Excerpts from a figure dataset
[start]
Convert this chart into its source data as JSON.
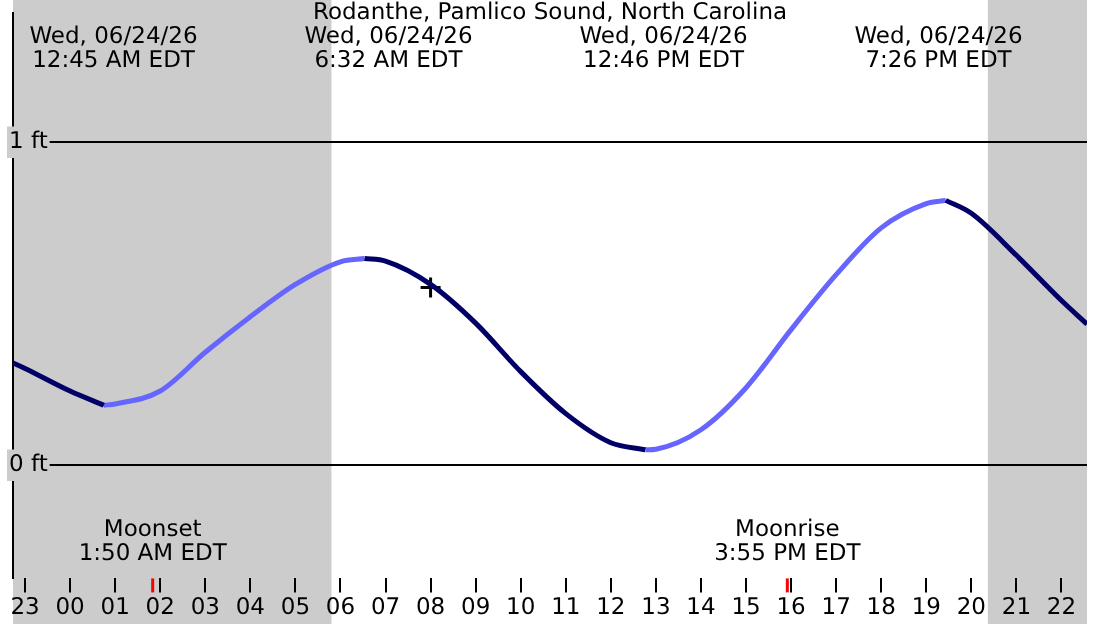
{
  "chart_data": {
    "type": "line",
    "title": "Rodanthe, Pamlico Sound, North Carolina",
    "xlim": [
      "--06-23T22:44",
      "--06-24T22:34"
    ],
    "ylim": [
      -0.35,
      1.4
    ],
    "xticks": [
      {
        "value": "--06-23T23:00",
        "label": "23"
      },
      {
        "value": "--06-24T00:00",
        "label": "00"
      },
      {
        "value": "--06-24T01:00",
        "label": "01"
      },
      {
        "value": "--06-24T02:00",
        "label": "02"
      },
      {
        "value": "--06-24T03:00",
        "label": "03"
      },
      {
        "value": "--06-24T04:00",
        "label": "04"
      },
      {
        "value": "--06-24T05:00",
        "label": "05"
      },
      {
        "value": "--06-24T06:00",
        "label": "06"
      },
      {
        "value": "--06-24T07:00",
        "label": "07"
      },
      {
        "value": "--06-24T08:00",
        "label": "08"
      },
      {
        "value": "--06-24T09:00",
        "label": "09"
      },
      {
        "value": "--06-24T10:00",
        "label": "10"
      },
      {
        "value": "--06-24T11:00",
        "label": "11"
      },
      {
        "value": "--06-24T12:00",
        "label": "12"
      },
      {
        "value": "--06-24T13:00",
        "label": "13"
      },
      {
        "value": "--06-24T14:00",
        "label": "14"
      },
      {
        "value": "--06-24T15:00",
        "label": "15"
      },
      {
        "value": "--06-24T16:00",
        "label": "16"
      },
      {
        "value": "--06-24T17:00",
        "label": "17"
      },
      {
        "value": "--06-24T18:00",
        "label": "18"
      },
      {
        "value": "--06-24T19:00",
        "label": "19"
      },
      {
        "value": "--06-24T20:00",
        "label": "20"
      },
      {
        "value": "--06-24T21:00",
        "label": "21"
      },
      {
        "value": "--06-24T22:00",
        "label": "22"
      }
    ],
    "yticks": [
      {
        "value": 0,
        "label": "0 ft"
      },
      {
        "value": 1,
        "label": "1 ft"
      }
    ],
    "grid": "y",
    "series": [
      {
        "color": "#000066",
        "x": [
          "--06-23T22:44",
          "--06-23T23:00",
          "--06-24T00:00",
          "--06-24T00:45",
          "--06-24T03:36",
          "--06-24T06:32",
          "--06-24T07:00",
          "--06-24T08:00",
          "--06-24T09:00",
          "--06-24T10:00",
          "--06-24T11:00",
          "--06-24T12:00",
          "--06-24T12:46",
          "--06-24T16:00",
          "--06-24T19:26",
          "--06-24T20:00",
          "--06-24T21:00",
          "--06-24T22:00",
          "--06-24T22:34"
        ],
        "values": [
          0.317,
          0.3,
          0.23,
          0.186,
          null,
          0.64,
          0.632,
          0.56,
          0.44,
          0.29,
          0.16,
          0.07,
          0.048,
          null,
          0.82,
          0.78,
          0.65,
          0.51,
          0.437
        ]
      },
      {
        "color": "#6666ff",
        "x": [
          "--06-24T00:45",
          "--06-24T01:00",
          "--06-24T02:00",
          "--06-24T03:00",
          "--06-24T04:00",
          "--06-24T05:00",
          "--06-24T06:00",
          "--06-24T06:32",
          "--06-24T09:36",
          "--06-24T12:46",
          "--06-24T13:00",
          "--06-24T14:00",
          "--06-24T15:00",
          "--06-24T16:00",
          "--06-24T17:00",
          "--06-24T18:00",
          "--06-24T19:00",
          "--06-24T19:26"
        ],
        "values": [
          0.186,
          0.19,
          0.23,
          0.35,
          0.46,
          0.56,
          0.63,
          0.64,
          null,
          0.048,
          0.05,
          0.11,
          0.24,
          0.42,
          0.59,
          0.735,
          0.81,
          0.82
        ]
      },
      {
        "type": "scatter",
        "color": "#000000",
        "marker": "cross",
        "x": [
          "--06-24T08:00"
        ],
        "values": [
          0.55
        ]
      }
    ],
    "bands": [
      {
        "axis": "x",
        "from": "--06-23T22:44",
        "to": "--06-24T05:48",
        "color": "#cccccc"
      },
      {
        "axis": "x",
        "from": "--06-24T20:22",
        "to": "--06-24T22:34",
        "color": "#cccccc"
      }
    ],
    "ref_lines": [
      {
        "axis": "x",
        "value": "--06-24T01:50",
        "label": "Moonset\n1:50 AM EDT",
        "color": "#ff0000"
      },
      {
        "axis": "x",
        "value": "--06-24T15:55",
        "label": "Moonrise\n3:55 PM EDT",
        "color": "#ff0000"
      }
    ],
    "annotations": [
      "Wed, 06/24/26\n12:45 AM EDT",
      "Wed, 06/24/26\n6:32 AM EDT",
      "Wed, 06/24/26\n12:46 PM EDT",
      "Wed, 06/24/26\n7:26 PM EDT"
    ]
  }
}
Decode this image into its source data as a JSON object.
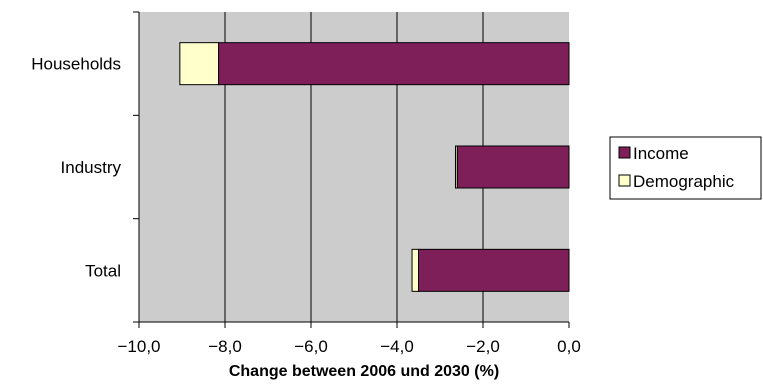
{
  "chart_data": {
    "type": "bar",
    "orientation": "horizontal",
    "stacked": true,
    "categories": [
      "Households",
      "Industry",
      "Total"
    ],
    "series": [
      {
        "name": "Income",
        "values": [
          -8.15,
          -2.6,
          -3.5
        ]
      },
      {
        "name": "Demographic",
        "values": [
          -0.9,
          -0.04,
          -0.15
        ]
      }
    ],
    "xlabel": "Change between 2006 und 2030 (%)",
    "xlim": [
      -10.0,
      0.0
    ],
    "x_ticks": [
      -10.0,
      -8.0,
      -6.0,
      -4.0,
      -2.0,
      0.0
    ],
    "x_tick_labels": [
      "−10,0",
      "−8,0",
      "−6,0",
      "−4,0",
      "−2,0",
      "0,0"
    ],
    "grid": "vertical",
    "legend_position": "right",
    "colors": {
      "Income": "#7f1f5a",
      "Demographic": "#ffffcc",
      "plot_background": "#cccccc",
      "gridline": "#000000"
    }
  }
}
[end]
Work to complete. In the listing, find each line with the string "Demographic" and copy it.

Result of this task.
        "name": "Demographic",
      "Demographic": "#ffffcc",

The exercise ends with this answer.